_DESCRIPTION OF THE TASK_. Using the records below, reproduce exactly the lines from the one containing "Convert this document image to plain text." through the end, and nothing more; skip the images.

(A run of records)
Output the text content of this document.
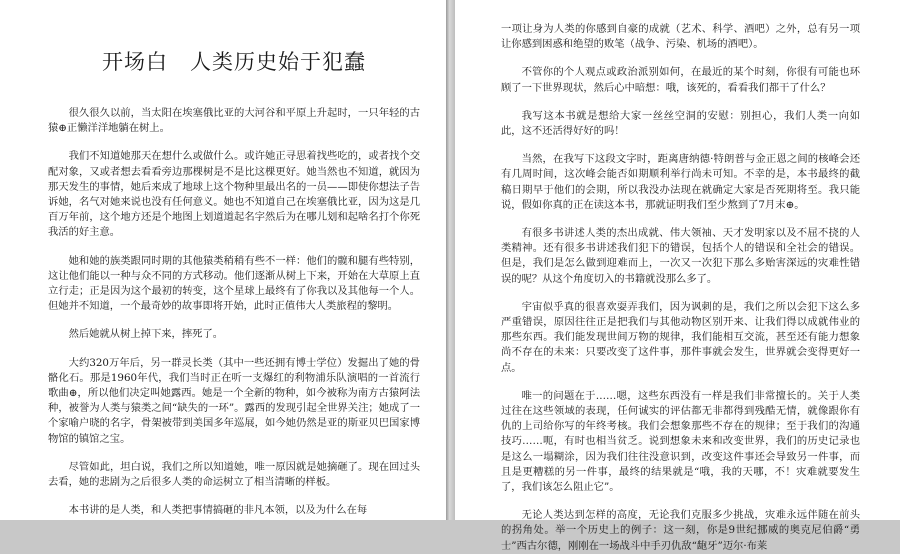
开场白　人类历史始于犯蠢

很久很久以前，当太阳在埃塞俄比亚的大河谷和平原上升起时，一只年轻的古猿⊕正懒洋洋地躺在树上。

我们不知道她那天在想什么或做什么。或许她正寻思着找些吃的，或者找个交配对象，又或者想去看看旁边那棵树是不是比这棵更好。她当然也不知道，就因为那天发生的事情，她后来成了地球上这个物种里最出名的一员——即使你想法子告诉她，名气对她来说也没有任何意义。她也不知道自己在埃塞俄比亚，因为这是几百万年前，这个地方还是个地图上划道道起名字然后为在哪儿划和起啥名打个你死我活的好主意。

她和她的族类跟同时期的其他猿类稍稍有些不一样：他们的髋和腿有些特别，这让他们能以一种与众不同的方式移动。他们逐渐从树上下来，开始在大草原上直立行走；正是因为这个最初的转变，这个星球上最终有了你我以及其他每一个人。但她并不知道，一个最奇妙的故事即将开始，此时正值伟大人类旅程的黎明。

然后她就从树上掉下来，摔死了。

大约320万年后，另一群灵长类（其中一些还拥有博士学位）发掘出了她的骨骼化石。那是1960年代，我们当时正在听一支爆红的利物浦乐队演唱的一首流行歌曲⊕，所以他们决定叫她露西。她是一个全新的物种，如今被称为南方古猿阿法种，被誉为人类与猿类之间“缺失的一环”。露西的发现引起全世界关注；她成了一个家喻户晓的名字，骨架被带到美国多年巡展，如今她仍然是亚的斯亚贝巴国家博物馆的镇馆之宝。

尽管如此，坦白说，我们之所以知道她，唯一原因就是她摘砸了。现在回过头去看，她的悲剧为之后很多人类的命运树立了相当清晰的样板。

本书讲的是人类，和人类把事情搞砸的非凡本领，以及为什么在每

一项让身为人类的你感到自豪的成就（艺术、科学、酒吧）之外，总有另一项让你感到困惑和绝望的败笔（战争、污染、机场的酒吧）。

不管你的个人观点或政治派别如何，在最近的某个时刻，你很有可能也环顾了一下世界现状，然后心中暗想：哦，该死的，看看我们都干了什么？

我写这本书就是想给大家一丝丝空洞的安慰：别担心，我们人类一向如此，这不还活得好好的吗！

当然，在我写下这段文字时，距离唐纳德·特朗普与金正恩之间的核峰会还有几周时间，这次峰会能否如期顺利举行尚未可知。不幸的是，本书最终的截稿日期早于他们的会期，所以我没办法现在就确定大家是否死期将至。我只能说，假如你真的正在读这本书，那就证明我们至少熬到了7月末⊕。

有很多书讲述人类的杰出成就、伟大领袖、天才发明家以及不屈不挠的人类精神。还有很多书讲述我们犯下的错误，包括个人的错误和全社会的错误。但是，我们是怎么做到迎难而上，一次又一次犯下那么多贻害深远的灾难性错误的呢？从这个角度切入的书籍就没那么多了。

宇宙似乎真的很喜欢耍弄我们，因为讽刺的是，我们之所以会犯下这么多严重错误，原因往往正是把我们与其他动物区别开来、让我们得以成就伟业的那些东西。我们能发现世间万物的规律，我们能相互交流，甚至还有能力想象尚不存在的未来：只要改变了这件事，那件事就会发生，世界就会变得更好一点。

唯一的问题在于……嗯，这些东西没有一样是我们非常擅长的。关于人类过往在这些领域的表现，任何诚实的评估都无非都得到残酷无情，就像跟你有仇的上司给你写的年终考核。我们会想象那些不存在的规律；至于我们的沟通技巧……呃，有时也相当贫乏。说到想象未来和改变世界，我们的历史记录也是这么一塌糊涂，因为我们往往没意识到，改变这件事还会导致另一件事，而且是更糟糕的另一件事，最终的结果就是“哦，我的天哪，不！灾难就要发生了，我们该怎么阻止它”。

无论人类达到怎样的高度，无论我们克服多少挑战，灾难永远伴随在前头的拐角处。举一个历史上的例子：这一刻，你是9世纪挪威的奥克尼伯爵“勇士”西古尔德，刚刚在一场战斗中手刃仇敌“龅牙”迈尔·布莱
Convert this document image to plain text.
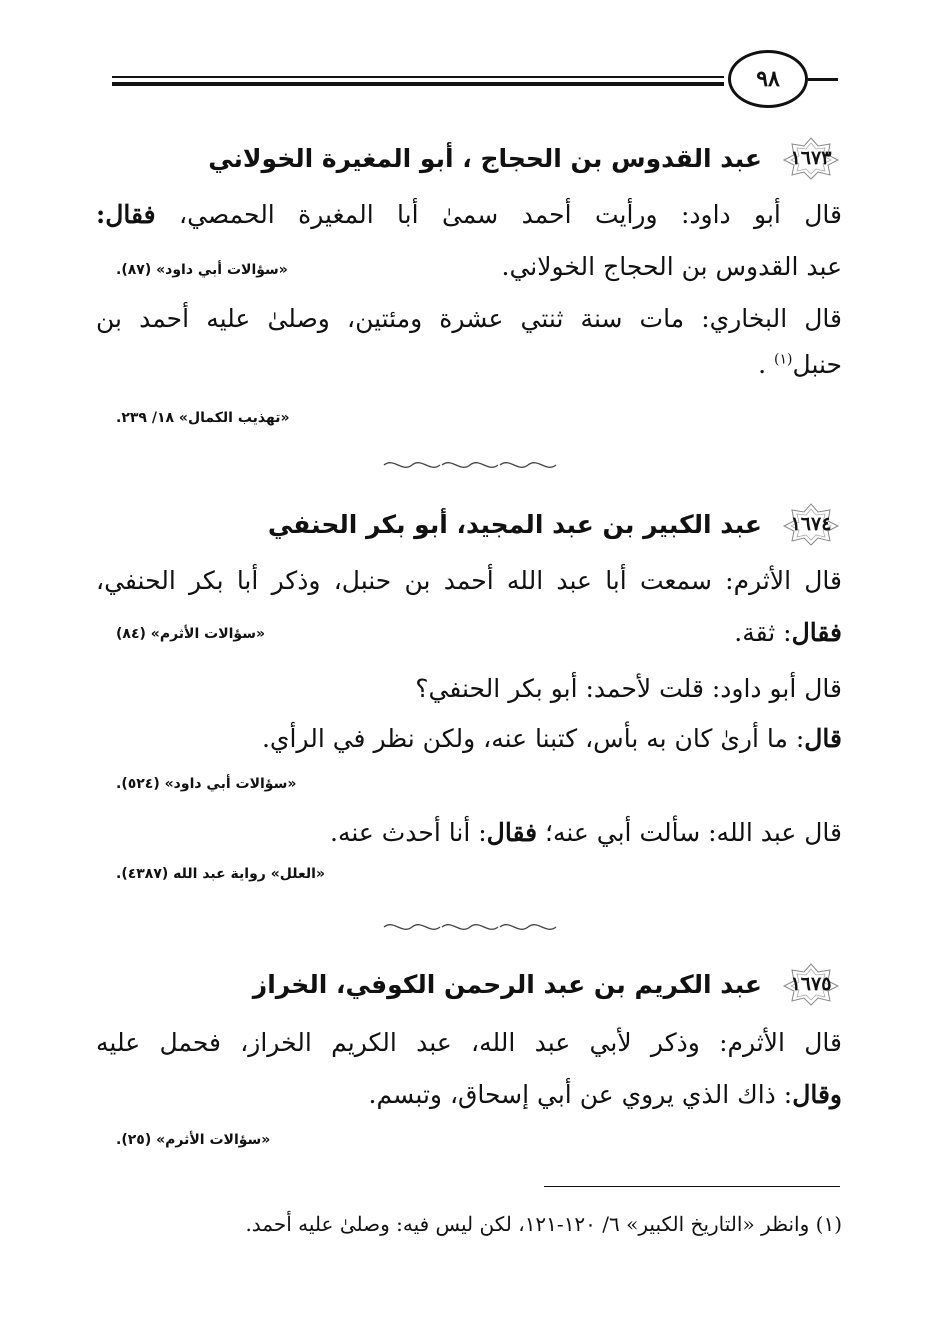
٩٨
١٦٧٣
عبد القدوس بن الحجاج ، أبو المغيرة الخولاني
قال أبو داود: ورأيت أحمد سمىٰ أبا المغيرة الحمصي، فقال:
عبد القدوس بن الحجاج الخولاني.
«سؤالات أبي داود» (٨٧).
قال البخاري: مات سنة ثنتي عشرة ومئتين، وصلىٰ عليه أحمد بن
حنبل$^{(١)}$ .
«تهذيب الكمال» ١٨/ ٢٣٩.
١٦٧٤
عبد الكبير بن عبد المجيد، أبو بكر الحنفي
قال الأثرم: سمعت أبا عبد الله أحمد بن حنبل، وذكر أبا بكر الحنفي،
فقال: ثقة.
«سؤالات الأثرم» (٨٤)
قال أبو داود: قلت لأحمد: أبو بكر الحنفي؟
قال: ما أرىٰ كان به بأس، كتبنا عنه، ولكن نظر في الرأي.
«سؤالات أبي داود» (٥٢٤).
قال عبد الله: سألت أبي عنه؛ فقال: أنا أحدث عنه.
«العلل» رواية عبد الله (٤٣٨٧).
١٦٧٥
عبد الكريم بن عبد الرحمن الكوفي، الخراز
قال الأثرم: وذكر لأبي عبد الله، عبد الكريم الخراز، فحمل عليه
وقال: ذاك الذي يروي عن أبي إسحاق، وتبسم.
«سؤالات الأثرم» (٢٥).
(١) وانظر «التاريخ الكبير» ٦/ ١٢٠-١٢١، لكن ليس فيه: وصلىٰ عليه أحمد.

_TASK RESULT_.
Convert this document image to plain text.
٩٨
١٦٧٣
عبد القدوس بن الحجاج ، أبو المغيرة الخولاني
قال أبو داود: ورأيت أحمد سمىٰ أبا المغيرة الحمصي، فقال:
عبد القدوس بن الحجاج الخولاني.
«سؤالات أبي داود» (٨٧).
قال البخاري: مات سنة ثنتي عشرة ومئتين، وصلىٰ عليه أحمد بن
حنبل$^{(١)}$ .
«تهذيب الكمال» ١٨/ ٢٣٩.
١٦٧٤
عبد الكبير بن عبد المجيد، أبو بكر الحنفي
قال الأثرم: سمعت أبا عبد الله أحمد بن حنبل، وذكر أبا بكر الحنفي،
فقال: ثقة.
«سؤالات الأثرم» (٨٤)
قال أبو داود: قلت لأحمد: أبو بكر الحنفي؟
قال: ما أرىٰ كان به بأس، كتبنا عنه، ولكن نظر في الرأي.
«سؤالات أبي داود» (٥٢٤).
قال عبد الله: سألت أبي عنه؛ فقال: أنا أحدث عنه.
«العلل» رواية عبد الله (٤٣٨٧).
١٦٧٥
عبد الكريم بن عبد الرحمن الكوفي، الخراز
قال الأثرم: وذكر لأبي عبد الله، عبد الكريم الخراز، فحمل عليه
وقال: ذاك الذي يروي عن أبي إسحاق، وتبسم.
«سؤالات الأثرم» (٢٥).
(١) وانظر «التاريخ الكبير» ٦/ ١٢٠-١٢١، لكن ليس فيه: وصلىٰ عليه أحمد.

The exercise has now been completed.